Return every entry exactly.

— Stored data —
..............................
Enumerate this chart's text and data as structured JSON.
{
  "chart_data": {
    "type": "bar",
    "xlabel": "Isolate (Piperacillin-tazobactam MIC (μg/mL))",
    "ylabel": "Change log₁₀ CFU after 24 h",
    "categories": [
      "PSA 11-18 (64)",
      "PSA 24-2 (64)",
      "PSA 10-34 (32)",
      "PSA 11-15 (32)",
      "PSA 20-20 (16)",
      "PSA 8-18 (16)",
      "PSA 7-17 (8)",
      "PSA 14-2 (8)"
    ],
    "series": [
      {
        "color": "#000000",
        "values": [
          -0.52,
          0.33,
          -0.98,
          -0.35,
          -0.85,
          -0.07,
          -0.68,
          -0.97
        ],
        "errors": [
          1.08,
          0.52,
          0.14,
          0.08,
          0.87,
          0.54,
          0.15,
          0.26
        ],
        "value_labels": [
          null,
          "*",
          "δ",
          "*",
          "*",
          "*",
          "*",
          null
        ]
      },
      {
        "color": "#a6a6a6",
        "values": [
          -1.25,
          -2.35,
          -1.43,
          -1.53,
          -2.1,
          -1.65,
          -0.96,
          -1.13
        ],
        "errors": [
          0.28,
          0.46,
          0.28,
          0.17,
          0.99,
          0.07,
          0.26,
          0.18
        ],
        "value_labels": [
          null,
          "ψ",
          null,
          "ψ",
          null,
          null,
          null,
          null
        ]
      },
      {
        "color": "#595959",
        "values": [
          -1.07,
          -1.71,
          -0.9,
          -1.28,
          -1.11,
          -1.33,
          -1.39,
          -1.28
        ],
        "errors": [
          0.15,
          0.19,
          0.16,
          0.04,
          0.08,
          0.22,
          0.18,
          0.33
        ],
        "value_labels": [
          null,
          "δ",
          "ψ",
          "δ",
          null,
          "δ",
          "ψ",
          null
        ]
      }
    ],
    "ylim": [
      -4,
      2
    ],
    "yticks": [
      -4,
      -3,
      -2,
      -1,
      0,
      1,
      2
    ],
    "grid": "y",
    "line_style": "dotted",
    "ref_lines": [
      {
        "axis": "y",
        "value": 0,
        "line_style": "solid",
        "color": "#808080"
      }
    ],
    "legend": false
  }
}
..............................
— Response to this task —
Enumerate this chart's text and data as structured JSON.
{
  "chart_data": {
    "type": "bar",
    "xlabel": "Isolate (Piperacillin-tazobactam MIC (μg/mL))",
    "ylabel": "Change log₁₀ CFU after 24 h",
    "categories": [
      "PSA 11-18 (64)",
      "PSA 24-2 (64)",
      "PSA 10-34 (32)",
      "PSA 11-15 (32)",
      "PSA 20-20 (16)",
      "PSA 8-18 (16)",
      "PSA 7-17 (8)",
      "PSA 14-2 (8)"
    ],
    "series": [
      {
        "color": "#000000",
        "values": [
          -0.52,
          0.33,
          -0.98,
          -0.35,
          -0.85,
          -0.07,
          -0.68,
          -0.97
        ],
        "errors": [
          1.08,
          0.52,
          0.14,
          0.08,
          0.87,
          0.54,
          0.15,
          0.26
        ],
        "value_labels": [
          null,
          "*",
          "δ",
          "*",
          "*",
          "*",
          "*",
          null
        ]
      },
      {
        "color": "#a6a6a6",
        "values": [
          -1.25,
          -2.35,
          -1.43,
          -1.53,
          -2.1,
          -1.65,
          -0.96,
          -1.13
        ],
        "errors": [
          0.28,
          0.46,
          0.28,
          0.17,
          0.99,
          0.07,
          0.26,
          0.18
        ],
        "value_labels": [
          null,
          "ψ",
          null,
          "ψ",
          null,
          null,
          null,
          null
        ]
      },
      {
        "color": "#595959",
        "values": [
          -1.07,
          -1.71,
          -0.9,
          -1.28,
          -1.11,
          -1.33,
          -1.39,
          -1.28
        ],
        "errors": [
          0.15,
          0.19,
          0.16,
          0.04,
          0.08,
          0.22,
          0.18,
          0.33
        ],
        "value_labels": [
          null,
          "δ",
          "ψ",
          "δ",
          null,
          "δ",
          "ψ",
          null
        ]
      }
    ],
    "ylim": [
      -4,
      2
    ],
    "yticks": [
      -4,
      -3,
      -2,
      -1,
      0,
      1,
      2
    ],
    "grid": "y",
    "line_style": "dotted",
    "ref_lines": [
      {
        "axis": "y",
        "value": 0,
        "line_style": "solid",
        "color": "#808080"
      }
    ],
    "legend": false
  }
}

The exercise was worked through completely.